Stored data
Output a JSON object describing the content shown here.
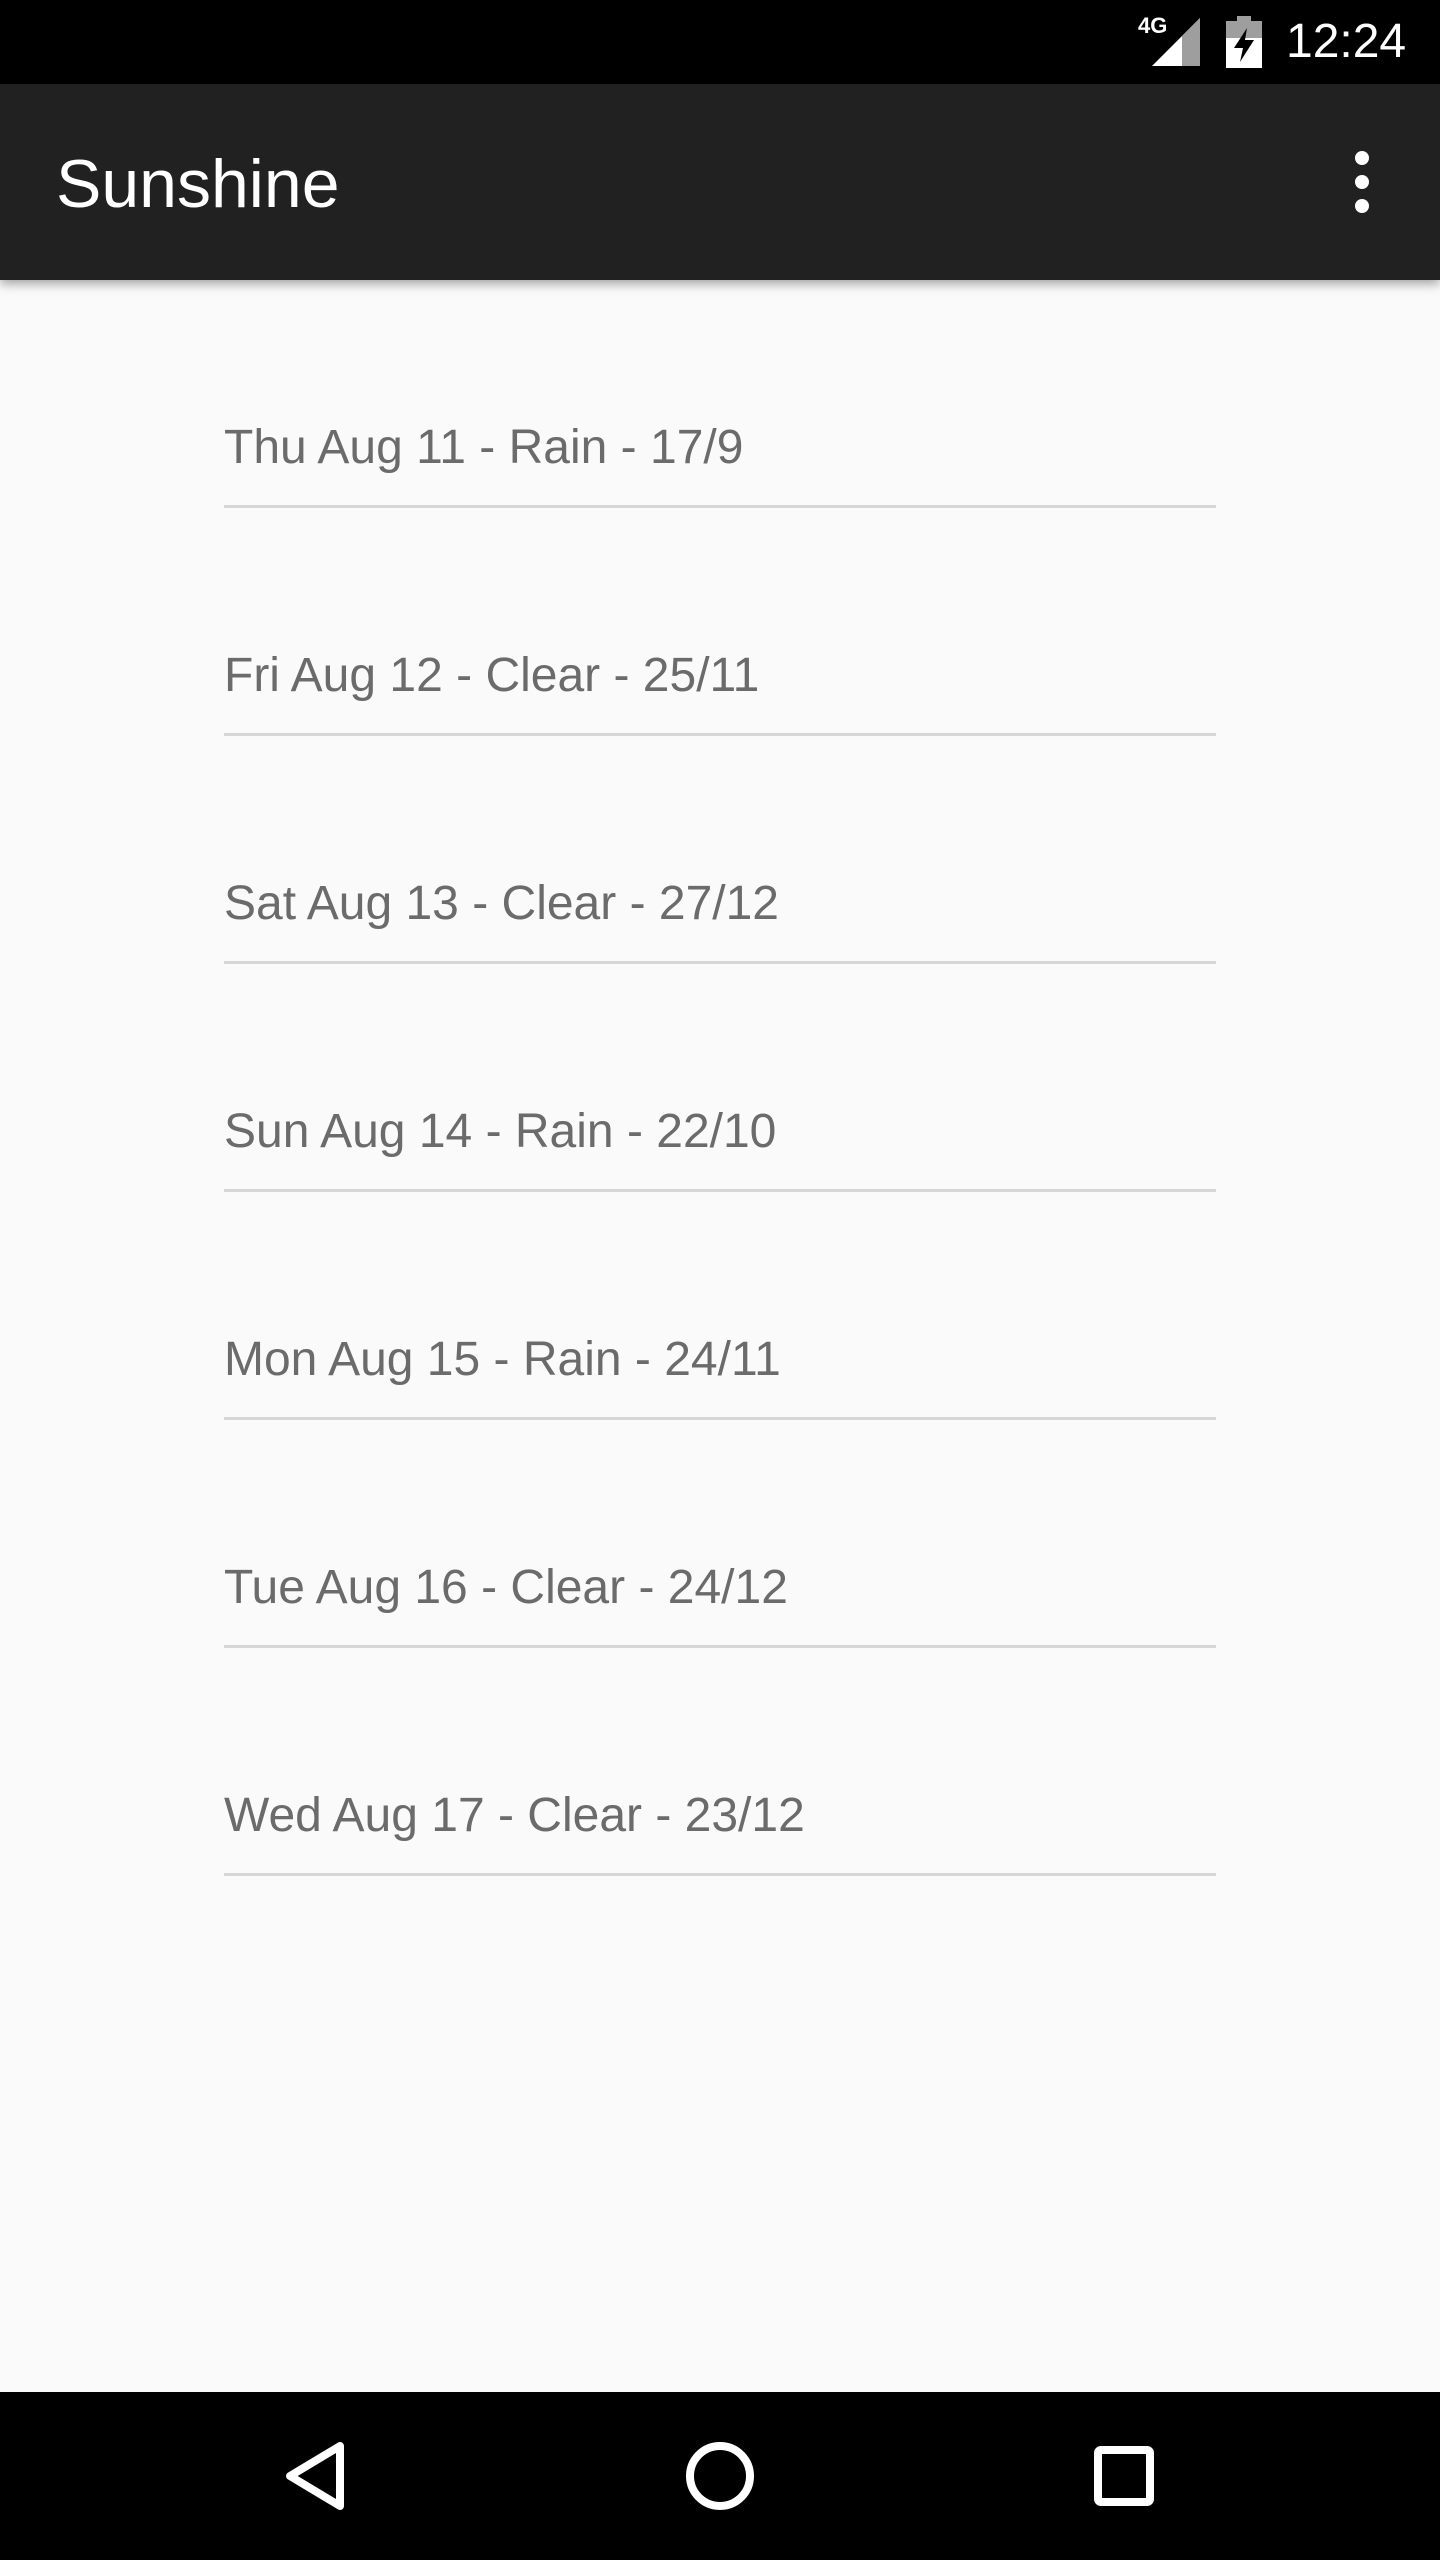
{
  "status_bar": {
    "network": "4G",
    "time": "12:24",
    "icons": [
      "signal-icon",
      "battery-charging-icon"
    ]
  },
  "app_bar": {
    "title": "Sunshine",
    "overflow_icon": "more-vert-icon"
  },
  "forecast": [
    {
      "text": "Thu Aug 11 - Rain - 17/9"
    },
    {
      "text": "Fri Aug 12 - Clear - 25/11"
    },
    {
      "text": "Sat Aug 13 - Clear - 27/12"
    },
    {
      "text": "Sun Aug 14 - Rain - 22/10"
    },
    {
      "text": "Mon Aug 15 - Rain - 24/11"
    },
    {
      "text": "Tue Aug 16 - Clear - 24/12"
    },
    {
      "text": "Wed Aug 17 - Clear - 23/12"
    }
  ],
  "nav_bar": {
    "icons": [
      "back-icon",
      "home-icon",
      "recents-icon"
    ]
  },
  "colors": {
    "status_bar": "#000000",
    "app_bar": "#212121",
    "background": "#fafafa",
    "list_text": "#6b6b6b",
    "divider": "#d6d6d6"
  }
}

## Written task
What is the number of lines above that hold the string "Rain"? Answer with that number alone.

## Finished exercise
3